Da mich Deine Bilder immer noch umtreiben und ich hier mit ´nem 5 Tiere Stilisten sparre, würdest Du das in Deinen Fotos als Drache kennzeichnen?
Gruß Franck

kanken
04-10-2017, 21:44
Jedes Tier ist in jedem enthalten ;)
Im Bagua heißt die Handhaltung aus den Fotos „der Löwe öffnet das Maul“.

Es wird übrigens getreten, und nicht einfach „gestreckt“, aber du hast Recht, verglichen mit dem was ich im Bagua zu dieser Bewegung gelernt habe ist das Wissen aus meinem Karate mehr als rudimentär gewesen (aber heutzutage weiß leider kaum noch einer das da überhaupt ein Tritt drinsteckt, geschweige denn dass das ein Ushiro-geri ist).

Grüße

Kanken

Gürteltier
05-10-2017, 10:59
So macht es Spaß mit euch Leute.

Danke Kanken für die Illustration.
Wird in Sepei und Seiyunchin auch viel gemacht der "Kosa Dachi".
Die Rotation danach dominiert viele unserer Anwendungen - Takedowns und Genickbruchversuche primär.
Streifend über die Kreuzbänderrißlinie getreten von außen als Takedown oder von innen als der typische lange Karate Schritt nach hinten als flacher uchi mata zum Vorbeugen oder als Auftakt, sich mit dem gleichen eigenen Bein dem 2. Bein des Gegners zu widmen.

Kata Ushiro kommen bei uns in der Anwendung halt viel von unten hoch zwischen die Beine, wenn wir vom Stampfen weggehen. Geschwungen oder gestoßen. Sieht man auch in der Goju Sesan, wenn es da auch noch genau in die andere Richtung wie ko soto gake etc. angewendet wird.

Die Störttritte sind bei Umklammerungen in jeder SV so üblich, dass sie auch in der Karate Kata schlicht als mitlaufend vorausgesetzt werden - sind ja viele Grappling Passagen drin.
So gibt es in der Seiyunchin ( die wir immer grob mit "ringen" übersetzen) z.B. keinen sichtbaren Tritt, in den Anwendungen natürlich schon.

panzerknacker
05-10-2017, 18:21
Jedes Tier ist in jedem enthalten ;)
Im Bagua heißt die Handhaltung aus den Fotos „der Löwe öffnet das Maul“.

Es wird übrigens getreten, und nicht einfach „gestreckt“, aber du hast Recht, verglichen mit dem was ich im Bagua zu dieser Bewegung gelernt habe ist das Wissen aus meinem Karate mehr als rudimentär gewesen (aber heutzutage weiß leider kaum noch einer das da überhaupt ein Tritt drinsteckt, geschweige denn dass das ein Ushiro-geri ist).

***

- [ZU LÖSENDE AUFGABE]:
Fasse den Auszug über Bagua und Karate in zwei Sätzen zusammen. Die Auflistung steht in keinem Zusammenhang mit dem Auszug.

- [Datensätze aus einer Datensammlung]:

***

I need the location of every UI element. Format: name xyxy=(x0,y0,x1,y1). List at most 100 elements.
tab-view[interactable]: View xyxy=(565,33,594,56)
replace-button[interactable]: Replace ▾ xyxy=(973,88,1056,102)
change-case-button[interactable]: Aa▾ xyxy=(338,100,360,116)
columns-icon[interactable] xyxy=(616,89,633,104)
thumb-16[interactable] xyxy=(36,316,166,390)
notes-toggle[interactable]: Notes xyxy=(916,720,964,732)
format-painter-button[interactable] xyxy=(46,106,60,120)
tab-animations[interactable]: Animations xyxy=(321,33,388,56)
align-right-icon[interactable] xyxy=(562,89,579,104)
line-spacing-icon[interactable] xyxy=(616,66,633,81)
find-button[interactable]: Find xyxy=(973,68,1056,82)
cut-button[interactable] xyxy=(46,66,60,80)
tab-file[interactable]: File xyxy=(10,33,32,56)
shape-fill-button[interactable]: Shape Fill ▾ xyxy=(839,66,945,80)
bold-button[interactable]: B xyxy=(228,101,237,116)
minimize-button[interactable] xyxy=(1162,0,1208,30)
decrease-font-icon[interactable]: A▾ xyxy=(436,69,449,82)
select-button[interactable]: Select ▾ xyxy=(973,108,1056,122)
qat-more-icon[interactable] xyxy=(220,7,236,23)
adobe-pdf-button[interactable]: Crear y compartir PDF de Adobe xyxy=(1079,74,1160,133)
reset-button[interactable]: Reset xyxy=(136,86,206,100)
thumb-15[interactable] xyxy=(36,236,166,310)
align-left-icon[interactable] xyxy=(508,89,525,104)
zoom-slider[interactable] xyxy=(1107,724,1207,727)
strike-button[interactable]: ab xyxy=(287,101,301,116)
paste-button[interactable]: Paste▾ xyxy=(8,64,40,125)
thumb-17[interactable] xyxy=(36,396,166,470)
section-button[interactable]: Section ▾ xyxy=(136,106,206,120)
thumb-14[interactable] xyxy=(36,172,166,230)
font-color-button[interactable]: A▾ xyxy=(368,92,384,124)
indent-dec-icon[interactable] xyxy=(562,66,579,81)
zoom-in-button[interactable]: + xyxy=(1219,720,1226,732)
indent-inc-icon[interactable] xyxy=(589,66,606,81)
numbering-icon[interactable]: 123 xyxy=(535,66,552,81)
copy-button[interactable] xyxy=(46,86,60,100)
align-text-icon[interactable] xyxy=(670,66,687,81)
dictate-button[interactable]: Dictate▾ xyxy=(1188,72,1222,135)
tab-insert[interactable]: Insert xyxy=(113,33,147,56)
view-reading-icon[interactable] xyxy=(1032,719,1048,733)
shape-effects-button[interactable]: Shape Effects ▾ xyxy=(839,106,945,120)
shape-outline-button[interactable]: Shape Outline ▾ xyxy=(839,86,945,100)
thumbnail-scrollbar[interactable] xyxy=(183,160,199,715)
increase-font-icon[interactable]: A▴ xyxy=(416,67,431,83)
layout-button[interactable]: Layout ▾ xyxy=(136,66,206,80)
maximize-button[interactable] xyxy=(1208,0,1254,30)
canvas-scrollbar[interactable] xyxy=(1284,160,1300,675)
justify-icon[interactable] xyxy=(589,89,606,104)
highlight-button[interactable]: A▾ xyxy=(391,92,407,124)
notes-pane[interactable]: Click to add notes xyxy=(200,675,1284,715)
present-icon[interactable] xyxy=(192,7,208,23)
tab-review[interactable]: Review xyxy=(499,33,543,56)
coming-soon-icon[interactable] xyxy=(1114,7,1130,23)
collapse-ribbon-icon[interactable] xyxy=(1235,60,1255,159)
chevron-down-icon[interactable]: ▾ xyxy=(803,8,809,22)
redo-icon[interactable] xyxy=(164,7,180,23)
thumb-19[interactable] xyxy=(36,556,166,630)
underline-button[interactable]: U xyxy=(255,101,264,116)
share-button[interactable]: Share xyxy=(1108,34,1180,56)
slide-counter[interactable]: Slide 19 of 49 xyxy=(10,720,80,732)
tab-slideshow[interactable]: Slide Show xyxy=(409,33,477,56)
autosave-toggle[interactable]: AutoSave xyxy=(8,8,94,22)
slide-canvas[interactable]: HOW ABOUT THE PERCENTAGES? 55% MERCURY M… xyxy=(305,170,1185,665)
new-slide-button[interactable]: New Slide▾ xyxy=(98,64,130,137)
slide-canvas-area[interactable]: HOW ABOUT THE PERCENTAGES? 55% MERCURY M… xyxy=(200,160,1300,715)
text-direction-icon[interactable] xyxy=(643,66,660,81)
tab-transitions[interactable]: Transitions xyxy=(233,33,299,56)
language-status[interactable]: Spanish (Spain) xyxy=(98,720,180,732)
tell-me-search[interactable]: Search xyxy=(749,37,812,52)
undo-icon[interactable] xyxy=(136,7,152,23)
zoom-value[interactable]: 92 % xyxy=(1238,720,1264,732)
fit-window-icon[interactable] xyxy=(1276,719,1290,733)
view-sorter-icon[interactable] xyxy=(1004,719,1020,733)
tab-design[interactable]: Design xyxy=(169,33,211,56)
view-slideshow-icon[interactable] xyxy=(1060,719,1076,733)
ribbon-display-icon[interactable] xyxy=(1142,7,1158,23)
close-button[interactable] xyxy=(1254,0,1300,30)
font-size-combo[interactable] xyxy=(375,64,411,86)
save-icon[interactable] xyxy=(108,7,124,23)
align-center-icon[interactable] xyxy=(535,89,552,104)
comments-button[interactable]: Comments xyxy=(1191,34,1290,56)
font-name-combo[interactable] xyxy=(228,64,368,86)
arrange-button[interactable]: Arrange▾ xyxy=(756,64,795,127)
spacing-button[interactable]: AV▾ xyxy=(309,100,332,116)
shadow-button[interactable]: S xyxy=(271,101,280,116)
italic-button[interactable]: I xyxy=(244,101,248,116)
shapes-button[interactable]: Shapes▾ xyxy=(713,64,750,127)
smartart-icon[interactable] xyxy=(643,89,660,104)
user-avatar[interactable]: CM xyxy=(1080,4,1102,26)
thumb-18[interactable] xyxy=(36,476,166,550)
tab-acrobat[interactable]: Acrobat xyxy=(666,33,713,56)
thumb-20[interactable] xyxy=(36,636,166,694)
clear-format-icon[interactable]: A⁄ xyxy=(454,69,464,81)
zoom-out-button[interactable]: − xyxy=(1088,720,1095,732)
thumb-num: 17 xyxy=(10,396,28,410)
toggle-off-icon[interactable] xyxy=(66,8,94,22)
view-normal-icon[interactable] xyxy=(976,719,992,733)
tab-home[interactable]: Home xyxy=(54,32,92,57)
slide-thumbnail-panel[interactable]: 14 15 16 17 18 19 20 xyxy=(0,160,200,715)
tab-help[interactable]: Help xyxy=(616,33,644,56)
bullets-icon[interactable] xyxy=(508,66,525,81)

***

- [ANTWORT ZUR ÜBUNG]:
Kanken erklärt, dass die Handhaltung auf den Fotos im Bagua „der Löwe öffnet das Maul“ heißt und dass bei der Bewegung getreten wird, wobei heute kaum noch jemand weiß, dass darin ein Ushiro-geri steckt. Gürteltier berichtet, dass der „Kosa Dachi“ in Sepei und Seiyunchin häufig vorkommt und die anschließende Rotation viele ihrer Anwendungen bestimmt, vor allem Takedowns, und dass Störtritte in der Kata als mitlaufend vorausgesetzt werden, auch wenn sie wie in der Seiyunchin nicht sichtbar sind.